■ **The data**
——
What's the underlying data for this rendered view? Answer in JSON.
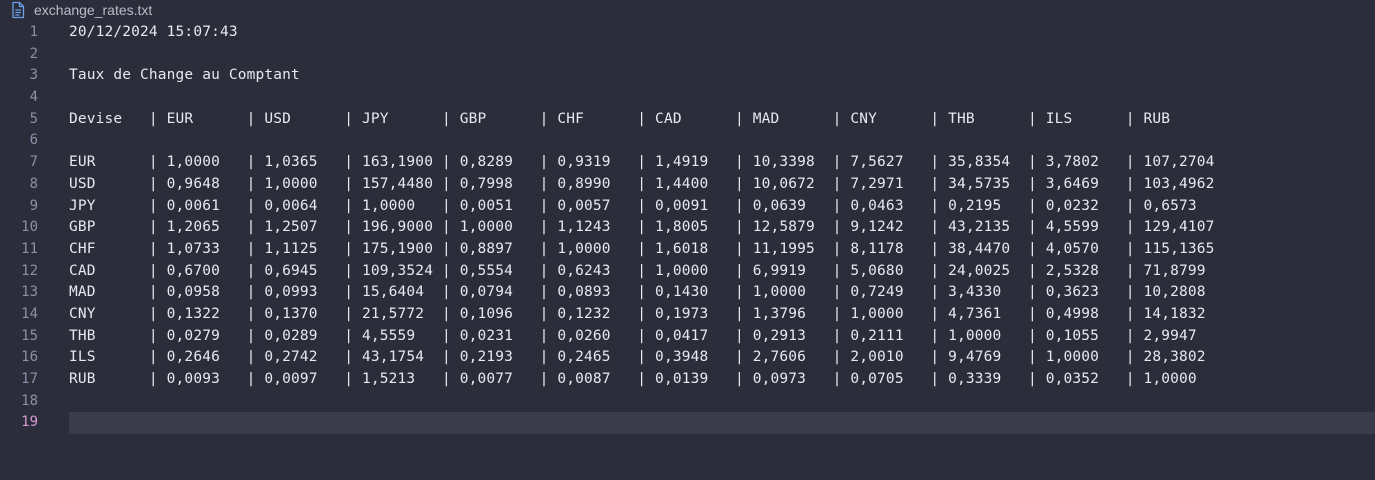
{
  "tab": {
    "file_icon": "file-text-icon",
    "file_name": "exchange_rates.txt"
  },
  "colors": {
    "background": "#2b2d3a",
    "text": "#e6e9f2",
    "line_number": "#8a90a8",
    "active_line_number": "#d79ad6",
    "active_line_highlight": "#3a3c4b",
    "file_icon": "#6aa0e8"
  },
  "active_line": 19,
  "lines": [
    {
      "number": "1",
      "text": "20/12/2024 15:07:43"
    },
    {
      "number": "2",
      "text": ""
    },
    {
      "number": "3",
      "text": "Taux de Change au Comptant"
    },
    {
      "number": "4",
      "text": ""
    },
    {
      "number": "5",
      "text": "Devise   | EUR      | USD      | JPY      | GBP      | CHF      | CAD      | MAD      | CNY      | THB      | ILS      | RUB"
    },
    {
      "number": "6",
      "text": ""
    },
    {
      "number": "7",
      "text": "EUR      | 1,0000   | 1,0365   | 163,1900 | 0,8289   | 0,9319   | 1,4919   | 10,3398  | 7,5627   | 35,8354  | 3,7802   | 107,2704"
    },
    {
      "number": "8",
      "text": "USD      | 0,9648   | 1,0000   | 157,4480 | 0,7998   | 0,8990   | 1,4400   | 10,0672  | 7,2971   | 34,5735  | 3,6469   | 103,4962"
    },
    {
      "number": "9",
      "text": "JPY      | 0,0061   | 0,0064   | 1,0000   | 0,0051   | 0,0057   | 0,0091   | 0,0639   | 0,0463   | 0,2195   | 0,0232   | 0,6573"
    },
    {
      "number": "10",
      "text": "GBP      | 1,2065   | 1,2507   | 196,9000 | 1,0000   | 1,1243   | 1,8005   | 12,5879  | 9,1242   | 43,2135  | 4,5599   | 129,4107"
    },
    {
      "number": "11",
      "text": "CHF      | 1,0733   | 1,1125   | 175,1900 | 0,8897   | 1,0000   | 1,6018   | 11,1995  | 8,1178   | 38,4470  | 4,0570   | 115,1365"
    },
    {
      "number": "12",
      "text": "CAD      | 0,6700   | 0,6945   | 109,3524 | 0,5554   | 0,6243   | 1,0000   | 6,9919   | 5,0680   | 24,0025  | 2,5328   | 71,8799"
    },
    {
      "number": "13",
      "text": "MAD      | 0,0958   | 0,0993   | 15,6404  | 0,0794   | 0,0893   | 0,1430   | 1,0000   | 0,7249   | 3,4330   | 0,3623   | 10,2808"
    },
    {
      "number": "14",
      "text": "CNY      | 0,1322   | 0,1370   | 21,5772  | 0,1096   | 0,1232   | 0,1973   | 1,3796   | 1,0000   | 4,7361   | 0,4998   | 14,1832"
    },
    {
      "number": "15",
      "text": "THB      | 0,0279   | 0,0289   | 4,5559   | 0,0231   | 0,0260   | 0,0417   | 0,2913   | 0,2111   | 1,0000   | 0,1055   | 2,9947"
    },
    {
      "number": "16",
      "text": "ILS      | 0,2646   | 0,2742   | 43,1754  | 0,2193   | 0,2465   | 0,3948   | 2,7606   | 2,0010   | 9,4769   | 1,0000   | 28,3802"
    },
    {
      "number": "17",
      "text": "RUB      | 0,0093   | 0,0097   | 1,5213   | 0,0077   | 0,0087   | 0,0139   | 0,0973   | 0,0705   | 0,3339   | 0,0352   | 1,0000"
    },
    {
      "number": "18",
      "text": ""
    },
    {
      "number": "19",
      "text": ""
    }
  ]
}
——
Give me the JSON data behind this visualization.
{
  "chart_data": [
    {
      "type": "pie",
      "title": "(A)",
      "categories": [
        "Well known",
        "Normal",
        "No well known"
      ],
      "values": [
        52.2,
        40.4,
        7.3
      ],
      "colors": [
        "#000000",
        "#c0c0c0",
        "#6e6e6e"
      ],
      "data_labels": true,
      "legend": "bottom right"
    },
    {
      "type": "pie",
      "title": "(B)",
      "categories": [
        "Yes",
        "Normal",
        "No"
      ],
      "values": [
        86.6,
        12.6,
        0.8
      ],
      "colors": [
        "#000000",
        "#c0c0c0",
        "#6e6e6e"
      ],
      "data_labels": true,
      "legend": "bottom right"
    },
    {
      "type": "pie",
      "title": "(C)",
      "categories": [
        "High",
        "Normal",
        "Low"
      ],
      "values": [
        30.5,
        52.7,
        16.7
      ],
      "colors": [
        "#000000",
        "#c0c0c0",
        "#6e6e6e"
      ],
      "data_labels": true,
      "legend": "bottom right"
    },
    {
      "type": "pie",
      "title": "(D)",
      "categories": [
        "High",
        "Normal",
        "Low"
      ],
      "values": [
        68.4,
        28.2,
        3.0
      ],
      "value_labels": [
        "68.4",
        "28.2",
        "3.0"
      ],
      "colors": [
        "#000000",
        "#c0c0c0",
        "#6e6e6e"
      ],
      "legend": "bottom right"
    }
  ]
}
——
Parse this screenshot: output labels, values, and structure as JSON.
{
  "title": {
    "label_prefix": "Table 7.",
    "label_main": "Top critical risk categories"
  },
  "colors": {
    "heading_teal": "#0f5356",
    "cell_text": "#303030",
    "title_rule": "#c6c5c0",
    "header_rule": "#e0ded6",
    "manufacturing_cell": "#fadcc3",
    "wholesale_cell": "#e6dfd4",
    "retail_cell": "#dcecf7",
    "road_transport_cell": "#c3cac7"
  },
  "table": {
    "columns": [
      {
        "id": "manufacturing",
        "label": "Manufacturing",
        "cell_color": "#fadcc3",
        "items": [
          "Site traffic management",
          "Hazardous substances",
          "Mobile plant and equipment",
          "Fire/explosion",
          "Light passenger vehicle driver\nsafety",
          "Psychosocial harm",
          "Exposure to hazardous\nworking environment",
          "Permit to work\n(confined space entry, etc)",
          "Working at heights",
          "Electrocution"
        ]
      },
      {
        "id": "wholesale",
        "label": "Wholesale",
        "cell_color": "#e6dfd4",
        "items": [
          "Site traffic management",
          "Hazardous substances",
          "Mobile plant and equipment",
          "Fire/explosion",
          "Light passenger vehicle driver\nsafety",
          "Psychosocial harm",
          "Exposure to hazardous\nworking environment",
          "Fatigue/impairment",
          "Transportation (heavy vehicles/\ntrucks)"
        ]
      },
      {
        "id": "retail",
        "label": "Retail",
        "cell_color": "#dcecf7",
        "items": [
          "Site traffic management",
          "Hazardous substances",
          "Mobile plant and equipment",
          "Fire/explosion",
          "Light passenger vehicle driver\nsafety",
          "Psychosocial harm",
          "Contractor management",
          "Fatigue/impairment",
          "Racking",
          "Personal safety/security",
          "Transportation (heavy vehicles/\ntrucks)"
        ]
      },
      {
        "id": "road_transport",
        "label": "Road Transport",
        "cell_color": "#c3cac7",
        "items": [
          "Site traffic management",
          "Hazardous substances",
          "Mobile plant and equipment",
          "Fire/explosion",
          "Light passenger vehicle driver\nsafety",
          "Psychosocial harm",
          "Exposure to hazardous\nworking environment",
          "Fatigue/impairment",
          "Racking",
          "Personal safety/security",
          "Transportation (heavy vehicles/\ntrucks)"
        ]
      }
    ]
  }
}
——
In the entries above, identify every line with the string "this".

■ **Reply to the task**
What's the underlying data for this rendered view? Answer in JSON.
Give me the JSON data behind this visualization.
Parse this screenshot: output labels, values, and structure as JSON.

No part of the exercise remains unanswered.